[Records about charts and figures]
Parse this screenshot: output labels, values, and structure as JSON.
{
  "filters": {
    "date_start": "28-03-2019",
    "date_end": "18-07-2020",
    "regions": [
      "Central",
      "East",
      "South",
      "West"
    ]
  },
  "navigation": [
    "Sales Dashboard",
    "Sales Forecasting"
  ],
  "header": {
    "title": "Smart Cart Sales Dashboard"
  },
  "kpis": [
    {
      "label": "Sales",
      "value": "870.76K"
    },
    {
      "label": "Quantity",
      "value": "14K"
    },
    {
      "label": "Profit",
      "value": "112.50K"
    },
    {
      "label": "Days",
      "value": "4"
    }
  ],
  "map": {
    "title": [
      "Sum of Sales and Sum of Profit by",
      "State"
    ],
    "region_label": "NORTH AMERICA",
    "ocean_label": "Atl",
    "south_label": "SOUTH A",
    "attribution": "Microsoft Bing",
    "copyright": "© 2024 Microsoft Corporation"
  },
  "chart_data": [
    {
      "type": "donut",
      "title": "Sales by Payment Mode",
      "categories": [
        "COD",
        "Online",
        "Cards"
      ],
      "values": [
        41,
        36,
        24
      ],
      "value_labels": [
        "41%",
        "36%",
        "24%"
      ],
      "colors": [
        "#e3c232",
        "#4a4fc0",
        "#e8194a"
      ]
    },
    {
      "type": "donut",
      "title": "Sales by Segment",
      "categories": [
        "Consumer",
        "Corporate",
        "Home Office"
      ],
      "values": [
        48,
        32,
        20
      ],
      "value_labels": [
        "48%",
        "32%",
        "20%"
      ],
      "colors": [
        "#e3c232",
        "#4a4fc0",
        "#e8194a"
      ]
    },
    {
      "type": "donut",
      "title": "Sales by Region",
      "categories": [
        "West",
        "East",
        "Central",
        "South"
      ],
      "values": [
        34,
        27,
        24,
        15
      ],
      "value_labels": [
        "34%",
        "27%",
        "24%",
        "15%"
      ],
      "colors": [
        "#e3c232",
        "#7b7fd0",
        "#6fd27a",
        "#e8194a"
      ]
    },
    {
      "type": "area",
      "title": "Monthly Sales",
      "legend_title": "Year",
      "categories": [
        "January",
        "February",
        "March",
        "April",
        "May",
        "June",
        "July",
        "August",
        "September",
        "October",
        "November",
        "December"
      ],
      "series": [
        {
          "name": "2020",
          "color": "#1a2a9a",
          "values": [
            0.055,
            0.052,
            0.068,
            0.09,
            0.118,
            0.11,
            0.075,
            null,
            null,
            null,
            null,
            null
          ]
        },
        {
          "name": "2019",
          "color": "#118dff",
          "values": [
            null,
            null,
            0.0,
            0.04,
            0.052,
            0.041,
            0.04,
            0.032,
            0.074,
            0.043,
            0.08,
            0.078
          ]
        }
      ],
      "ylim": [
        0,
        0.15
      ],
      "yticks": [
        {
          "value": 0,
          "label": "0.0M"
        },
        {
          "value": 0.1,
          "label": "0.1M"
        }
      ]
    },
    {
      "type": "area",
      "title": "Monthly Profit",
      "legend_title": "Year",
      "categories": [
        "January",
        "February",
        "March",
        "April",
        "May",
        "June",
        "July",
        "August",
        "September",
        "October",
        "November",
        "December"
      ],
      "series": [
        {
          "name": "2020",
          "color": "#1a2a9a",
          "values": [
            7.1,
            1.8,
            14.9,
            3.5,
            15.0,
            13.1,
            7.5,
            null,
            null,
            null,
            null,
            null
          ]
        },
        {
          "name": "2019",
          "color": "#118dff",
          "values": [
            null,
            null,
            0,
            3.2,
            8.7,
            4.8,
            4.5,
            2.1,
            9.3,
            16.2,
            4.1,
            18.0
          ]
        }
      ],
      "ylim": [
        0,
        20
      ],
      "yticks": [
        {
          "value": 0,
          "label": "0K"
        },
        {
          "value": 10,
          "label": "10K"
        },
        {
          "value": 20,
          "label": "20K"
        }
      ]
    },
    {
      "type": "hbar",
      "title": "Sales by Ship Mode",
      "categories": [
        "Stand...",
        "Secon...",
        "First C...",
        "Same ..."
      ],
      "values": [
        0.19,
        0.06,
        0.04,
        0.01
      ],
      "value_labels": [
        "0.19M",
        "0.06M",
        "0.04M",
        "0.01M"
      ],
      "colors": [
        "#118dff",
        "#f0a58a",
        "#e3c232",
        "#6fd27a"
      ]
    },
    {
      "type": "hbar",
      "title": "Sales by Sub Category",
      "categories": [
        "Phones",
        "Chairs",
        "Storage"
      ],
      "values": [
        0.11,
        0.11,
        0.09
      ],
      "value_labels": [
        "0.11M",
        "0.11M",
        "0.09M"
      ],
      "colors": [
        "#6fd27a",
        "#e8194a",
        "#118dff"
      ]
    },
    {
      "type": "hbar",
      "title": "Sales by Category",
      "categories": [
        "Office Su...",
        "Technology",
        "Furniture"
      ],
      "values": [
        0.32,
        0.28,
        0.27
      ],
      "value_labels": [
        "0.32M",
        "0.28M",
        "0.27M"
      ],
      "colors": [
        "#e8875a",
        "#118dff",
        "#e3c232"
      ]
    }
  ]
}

**Exercise task:**
Go through the records above and set each one down exactly, please.

**The solution:**
Parse this screenshot: output labels, values, and structure as JSON.
{
  "filters": {
    "date_start": "28-03-2019",
    "date_end": "18-07-2020",
    "regions": [
      "Central",
      "East",
      "South",
      "West"
    ]
  },
  "navigation": [
    "Sales Dashboard",
    "Sales Forecasting"
  ],
  "header": {
    "title": "Smart Cart Sales Dashboard"
  },
  "kpis": [
    {
      "label": "Sales",
      "value": "870.76K"
    },
    {
      "label": "Quantity",
      "value": "14K"
    },
    {
      "label": "Profit",
      "value": "112.50K"
    },
    {
      "label": "Days",
      "value": "4"
    }
  ],
  "map": {
    "title": [
      "Sum of Sales and Sum of Profit by",
      "State"
    ],
    "region_label": "NORTH AMERICA",
    "ocean_label": "Atl",
    "south_label": "SOUTH A",
    "attribution": "Microsoft Bing",
    "copyright": "© 2024 Microsoft Corporation"
  },
  "chart_data": [
    {
      "type": "donut",
      "title": "Sales by Payment Mode",
      "categories": [
        "COD",
        "Online",
        "Cards"
      ],
      "values": [
        41,
        36,
        24
      ],
      "value_labels": [
        "41%",
        "36%",
        "24%"
      ],
      "colors": [
        "#e3c232",
        "#4a4fc0",
        "#e8194a"
      ]
    },
    {
      "type": "donut",
      "title": "Sales by Segment",
      "categories": [
        "Consumer",
        "Corporate",
        "Home Office"
      ],
      "values": [
        48,
        32,
        20
      ],
      "value_labels": [
        "48%",
        "32%",
        "20%"
      ],
      "colors": [
        "#e3c232",
        "#4a4fc0",
        "#e8194a"
      ]
    },
    {
      "type": "donut",
      "title": "Sales by Region",
      "categories": [
        "West",
        "East",
        "Central",
        "South"
      ],
      "values": [
        34,
        27,
        24,
        15
      ],
      "value_labels": [
        "34%",
        "27%",
        "24%",
        "15%"
      ],
      "colors": [
        "#e3c232",
        "#7b7fd0",
        "#6fd27a",
        "#e8194a"
      ]
    },
    {
      "type": "area",
      "title": "Monthly Sales",
      "legend_title": "Year",
      "categories": [
        "January",
        "February",
        "March",
        "April",
        "May",
        "June",
        "July",
        "August",
        "September",
        "October",
        "November",
        "December"
      ],
      "series": [
        {
          "name": "2020",
          "color": "#1a2a9a",
          "values": [
            0.055,
            0.052,
            0.068,
            0.09,
            0.118,
            0.11,
            0.075,
            null,
            null,
            null,
            null,
            null
          ]
        },
        {
          "name": "2019",
          "color": "#118dff",
          "values": [
            null,
            null,
            0.0,
            0.04,
            0.052,
            0.041,
            0.04,
            0.032,
            0.074,
            0.043,
            0.08,
            0.078
          ]
        }
      ],
      "ylim": [
        0,
        0.15
      ],
      "yticks": [
        {
          "value": 0,
          "label": "0.0M"
        },
        {
          "value": 0.1,
          "label": "0.1M"
        }
      ]
    },
    {
      "type": "area",
      "title": "Monthly Profit",
      "legend_title": "Year",
      "categories": [
        "January",
        "February",
        "March",
        "April",
        "May",
        "June",
        "July",
        "August",
        "September",
        "October",
        "November",
        "December"
      ],
      "series": [
        {
          "name": "2020",
          "color": "#1a2a9a",
          "values": [
            7.1,
            1.8,
            14.9,
            3.5,
            15.0,
            13.1,
            7.5,
            null,
            null,
            null,
            null,
            null
          ]
        },
        {
          "name": "2019",
          "color": "#118dff",
          "values": [
            null,
            null,
            0,
            3.2,
            8.7,
            4.8,
            4.5,
            2.1,
            9.3,
            16.2,
            4.1,
            18.0
          ]
        }
      ],
      "ylim": [
        0,
        20
      ],
      "yticks": [
        {
          "value": 0,
          "label": "0K"
        },
        {
          "value": 10,
          "label": "10K"
        },
        {
          "value": 20,
          "label": "20K"
        }
      ]
    },
    {
      "type": "hbar",
      "title": "Sales by Ship Mode",
      "categories": [
        "Stand...",
        "Secon...",
        "First C...",
        "Same ..."
      ],
      "values": [
        0.19,
        0.06,
        0.04,
        0.01
      ],
      "value_labels": [
        "0.19M",
        "0.06M",
        "0.04M",
        "0.01M"
      ],
      "colors": [
        "#118dff",
        "#f0a58a",
        "#e3c232",
        "#6fd27a"
      ]
    },
    {
      "type": "hbar",
      "title": "Sales by Sub Category",
      "categories": [
        "Phones",
        "Chairs",
        "Storage"
      ],
      "values": [
        0.11,
        0.11,
        0.09
      ],
      "value_labels": [
        "0.11M",
        "0.11M",
        "0.09M"
      ],
      "colors": [
        "#6fd27a",
        "#e8194a",
        "#118dff"
      ]
    },
    {
      "type": "hbar",
      "title": "Sales by Category",
      "categories": [
        "Office Su...",
        "Technology",
        "Furniture"
      ],
      "values": [
        0.32,
        0.28,
        0.27
      ],
      "value_labels": [
        "0.32M",
        "0.28M",
        "0.27M"
      ],
      "colors": [
        "#e8875a",
        "#118dff",
        "#e3c232"
      ]
    }
  ]
}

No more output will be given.